— START OF Material —

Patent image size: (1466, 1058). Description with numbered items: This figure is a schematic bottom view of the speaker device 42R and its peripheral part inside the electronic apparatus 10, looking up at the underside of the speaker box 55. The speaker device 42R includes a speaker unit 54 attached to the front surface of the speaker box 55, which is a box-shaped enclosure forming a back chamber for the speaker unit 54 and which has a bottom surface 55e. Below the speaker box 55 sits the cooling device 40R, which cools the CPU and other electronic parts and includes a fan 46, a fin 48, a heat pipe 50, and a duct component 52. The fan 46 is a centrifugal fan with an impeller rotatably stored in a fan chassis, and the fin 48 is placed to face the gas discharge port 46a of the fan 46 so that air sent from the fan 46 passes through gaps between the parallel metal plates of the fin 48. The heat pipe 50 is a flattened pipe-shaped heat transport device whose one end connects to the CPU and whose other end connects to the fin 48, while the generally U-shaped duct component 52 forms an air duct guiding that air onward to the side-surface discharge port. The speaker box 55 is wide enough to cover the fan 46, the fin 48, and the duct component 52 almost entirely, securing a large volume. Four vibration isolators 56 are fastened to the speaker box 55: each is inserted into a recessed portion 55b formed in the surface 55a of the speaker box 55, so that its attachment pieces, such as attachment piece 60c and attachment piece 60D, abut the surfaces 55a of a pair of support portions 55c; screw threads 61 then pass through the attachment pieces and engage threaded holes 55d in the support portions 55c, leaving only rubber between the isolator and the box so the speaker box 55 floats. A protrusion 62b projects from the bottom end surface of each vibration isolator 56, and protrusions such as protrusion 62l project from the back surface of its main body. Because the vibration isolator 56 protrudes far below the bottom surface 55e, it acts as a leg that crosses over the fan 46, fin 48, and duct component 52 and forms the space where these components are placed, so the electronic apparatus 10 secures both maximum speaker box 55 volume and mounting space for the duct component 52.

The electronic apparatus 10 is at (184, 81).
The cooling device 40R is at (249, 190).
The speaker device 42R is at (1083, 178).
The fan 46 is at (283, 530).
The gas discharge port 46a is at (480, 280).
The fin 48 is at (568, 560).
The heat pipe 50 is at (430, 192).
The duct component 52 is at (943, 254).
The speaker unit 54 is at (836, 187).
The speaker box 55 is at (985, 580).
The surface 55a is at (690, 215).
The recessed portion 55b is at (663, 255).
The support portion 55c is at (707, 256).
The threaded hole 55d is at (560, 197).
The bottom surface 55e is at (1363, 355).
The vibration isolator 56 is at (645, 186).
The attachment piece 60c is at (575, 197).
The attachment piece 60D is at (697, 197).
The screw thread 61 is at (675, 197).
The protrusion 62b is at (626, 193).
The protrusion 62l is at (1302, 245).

— END OF Material —

▸ **The problem**
Pull out every line of the records above that contains the word "almost" and copy each one in full.

▸ **Exercise solution**
Patent image size: (1466, 1058). Description with numbered items: This figure is a schematic bottom view of the speaker device 42R and its peripheral part inside the electronic apparatus 10, looking up at the underside of the speaker box 55. The speaker device 42R includes a speaker unit 54 attached to the front surface of the speaker box 55, which is a box-shaped enclosure forming a back chamber for the speaker unit 54 and which has a bottom surface 55e. Below the speaker box 55 sits the cooling device 40R, which cools the CPU and other electronic parts and includes a fan 46, a fin 48, a heat pipe 50, and a duct component 52. The fan 46 is a centrifugal fan with an impeller rotatably stored in a fan chassis, and the fin 48 is placed to face the gas discharge port 46a of the fan 46 so that air sent from the fan 46 passes through gaps between the parallel metal plates of the fin 48. The heat pipe 50 is a flattened pipe-shaped heat transport device whose one end connects to the CPU and whose other end connects to the fin 48, while the generally U-shaped duct component 52 forms an air duct guiding that air onward to the side-surface discharge port. The speaker box 55 is wide enough to cover the fan 46, the fin 48, and the duct component 52 almost entirely, securing a large volume. Four vibration isolators 56 are fastened to the speaker box 55: each is inserted into a recessed portion 55b formed in the surface 55a of the speaker box 55, so that its attachment pieces, such as attachment piece 60c and attachment piece 60D, abut the surfaces 55a of a pair of support portions 55c; screw threads 61 then pass through the attachment pieces and engage threaded holes 55d in the support portions 55c, leaving only rubber between the isolator and the box so the speaker box 55 floats. A protrusion 62b projects from the bottom end surface of each vibration isolator 56, and protrusions such as protrusion 62l project from the back surface of its main body. Because the vibration isolator 56 protrudes far below the bottom surface 55e, it acts as a leg that crosses over the fan 46, fin 48, and duct component 52 and forms the space where these components are placed, so the electronic apparatus 10 secures both maximum speaker box 55 volume and mounting space for the duct component 52.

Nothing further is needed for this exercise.